* Exercise prompt:
Return each line of the data below exactly, omitting any pictures.

————————

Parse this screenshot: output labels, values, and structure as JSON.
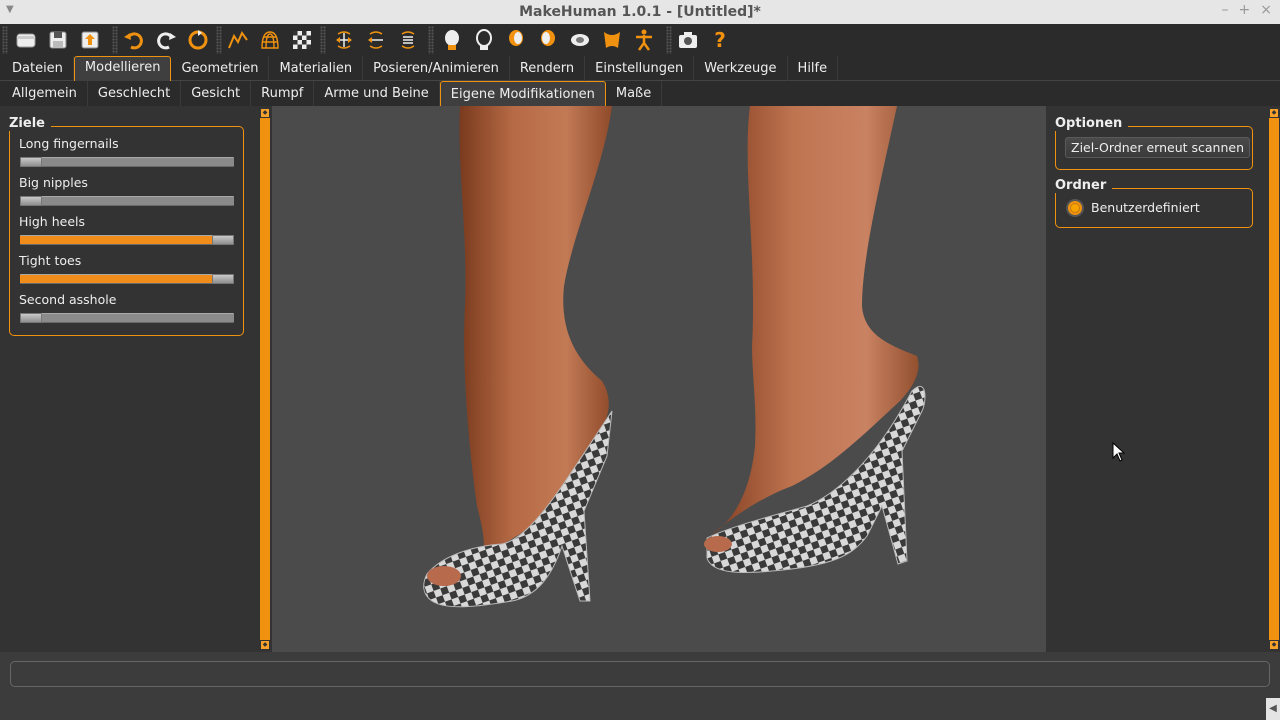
{
  "window": {
    "title": "MakeHuman 1.0.1 - [Untitled]*"
  },
  "toolbar": {
    "icons": [
      "folder-icon",
      "save-icon",
      "export-icon",
      "undo-icon",
      "redo-icon",
      "reset-icon",
      "smooth-icon",
      "wireframe-icon",
      "texture-icon",
      "front-view-icon",
      "back-view-icon",
      "top-view-icon",
      "face-icon",
      "head-left-icon",
      "head-right-icon",
      "bottom-view-icon",
      "torso-icon",
      "pose-icon",
      "camera-icon",
      "help-icon"
    ]
  },
  "main_tabs": [
    "Dateien",
    "Modellieren",
    "Geometrien",
    "Materialien",
    "Posieren/Animieren",
    "Rendern",
    "Einstellungen",
    "Werkzeuge",
    "Hilfe"
  ],
  "main_tab_active": "Modellieren",
  "sub_tabs": [
    "Allgemein",
    "Geschlecht",
    "Gesicht",
    "Rumpf",
    "Arme und Beine",
    "Eigene Modifikationen",
    "Maße"
  ],
  "sub_tab_active": "Eigene Modifikationen",
  "left_panel": {
    "group_title": "Ziele",
    "sliders": [
      {
        "label": "Long fingernails",
        "value": 0.0
      },
      {
        "label": "Big nipples",
        "value": 0.0
      },
      {
        "label": "High heels",
        "value": 1.0
      },
      {
        "label": "Tight toes",
        "value": 1.0
      },
      {
        "label": "Second asshole",
        "value": 0.0
      }
    ]
  },
  "right_panel": {
    "options_title": "Optionen",
    "rescan_button": "Ziel-Ordner erneut scannen",
    "folder_title": "Ordner",
    "folder_option": "Benutzerdefiniert"
  },
  "colors": {
    "accent": "#f0920f",
    "viewport_bg": "#4b4b4b",
    "panel_bg": "#333333"
  }
}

————————

* The answer:
Parse this screenshot: output labels, values, and structure as JSON.
{
  "window": {
    "title": "MakeHuman 1.0.1 - [Untitled]*"
  },
  "toolbar": {
    "icons": [
      "folder-icon",
      "save-icon",
      "export-icon",
      "undo-icon",
      "redo-icon",
      "reset-icon",
      "smooth-icon",
      "wireframe-icon",
      "texture-icon",
      "front-view-icon",
      "back-view-icon",
      "top-view-icon",
      "face-icon",
      "head-left-icon",
      "head-right-icon",
      "bottom-view-icon",
      "torso-icon",
      "pose-icon",
      "camera-icon",
      "help-icon"
    ]
  },
  "main_tabs": [
    "Dateien",
    "Modellieren",
    "Geometrien",
    "Materialien",
    "Posieren/Animieren",
    "Rendern",
    "Einstellungen",
    "Werkzeuge",
    "Hilfe"
  ],
  "main_tab_active": "Modellieren",
  "sub_tabs": [
    "Allgemein",
    "Geschlecht",
    "Gesicht",
    "Rumpf",
    "Arme und Beine",
    "Eigene Modifikationen",
    "Maße"
  ],
  "sub_tab_active": "Eigene Modifikationen",
  "left_panel": {
    "group_title": "Ziele",
    "sliders": [
      {
        "label": "Long fingernails",
        "value": 0.0
      },
      {
        "label": "Big nipples",
        "value": 0.0
      },
      {
        "label": "High heels",
        "value": 1.0
      },
      {
        "label": "Tight toes",
        "value": 1.0
      },
      {
        "label": "Second asshole",
        "value": 0.0
      }
    ]
  },
  "right_panel": {
    "options_title": "Optionen",
    "rescan_button": "Ziel-Ordner erneut scannen",
    "folder_title": "Ordner",
    "folder_option": "Benutzerdefiniert"
  },
  "colors": {
    "accent": "#f0920f",
    "viewport_bg": "#4b4b4b",
    "panel_bg": "#333333"
  }
}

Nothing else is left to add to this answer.